Go through the listing and pick out each line with the word "tiếp" in it.

- - - - - - -

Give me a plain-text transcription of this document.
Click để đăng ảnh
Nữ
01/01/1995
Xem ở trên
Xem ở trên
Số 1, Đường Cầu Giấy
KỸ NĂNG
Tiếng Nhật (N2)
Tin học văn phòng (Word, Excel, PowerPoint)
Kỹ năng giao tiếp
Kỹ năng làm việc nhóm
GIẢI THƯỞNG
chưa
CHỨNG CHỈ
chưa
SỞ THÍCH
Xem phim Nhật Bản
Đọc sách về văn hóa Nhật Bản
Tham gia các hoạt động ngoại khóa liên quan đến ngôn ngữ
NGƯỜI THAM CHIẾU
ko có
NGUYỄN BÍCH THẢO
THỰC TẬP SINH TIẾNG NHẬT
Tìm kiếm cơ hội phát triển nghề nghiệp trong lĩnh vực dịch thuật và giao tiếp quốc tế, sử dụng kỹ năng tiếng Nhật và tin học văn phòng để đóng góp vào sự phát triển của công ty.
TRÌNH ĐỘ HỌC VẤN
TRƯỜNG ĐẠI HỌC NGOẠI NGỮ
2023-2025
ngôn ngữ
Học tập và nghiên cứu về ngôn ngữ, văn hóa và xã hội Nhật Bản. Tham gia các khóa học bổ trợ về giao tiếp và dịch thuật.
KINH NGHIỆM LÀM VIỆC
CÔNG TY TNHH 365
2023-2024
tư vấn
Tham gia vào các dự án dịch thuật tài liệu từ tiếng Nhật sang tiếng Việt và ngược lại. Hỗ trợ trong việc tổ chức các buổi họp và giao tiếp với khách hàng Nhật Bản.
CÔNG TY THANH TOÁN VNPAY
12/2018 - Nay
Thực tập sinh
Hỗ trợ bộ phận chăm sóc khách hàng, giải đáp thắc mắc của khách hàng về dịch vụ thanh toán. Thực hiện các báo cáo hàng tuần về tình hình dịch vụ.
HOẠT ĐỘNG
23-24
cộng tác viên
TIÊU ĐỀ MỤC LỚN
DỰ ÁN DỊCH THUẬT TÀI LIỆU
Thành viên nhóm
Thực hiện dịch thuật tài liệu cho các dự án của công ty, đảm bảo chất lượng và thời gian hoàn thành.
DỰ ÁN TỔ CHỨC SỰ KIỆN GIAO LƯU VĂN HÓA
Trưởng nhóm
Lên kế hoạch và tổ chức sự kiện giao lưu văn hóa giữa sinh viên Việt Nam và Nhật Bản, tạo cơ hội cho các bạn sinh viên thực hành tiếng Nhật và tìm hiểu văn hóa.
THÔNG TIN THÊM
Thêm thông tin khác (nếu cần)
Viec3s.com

- - - - - - -

▶ **WORKED SOLUTION**
Kỹ năng giao tiếp
Tìm kiếm cơ hội phát triển nghề nghiệp trong lĩnh vực dịch thuật và giao tiếp quốc tế, sử dụng kỹ năng tiếng Nhật và tin học văn phòng để đóng góp vào sự phát triển của công ty.
Học tập và nghiên cứu về ngôn ngữ, văn hóa và xã hội Nhật Bản. Tham gia các khóa học bổ trợ về giao tiếp và dịch thuật.
Tham gia vào các dự án dịch thuật tài liệu từ tiếng Nhật sang tiếng Việt và ngược lại. Hỗ trợ trong việc tổ chức các buổi họp và giao tiếp với khách hàng Nhật Bản.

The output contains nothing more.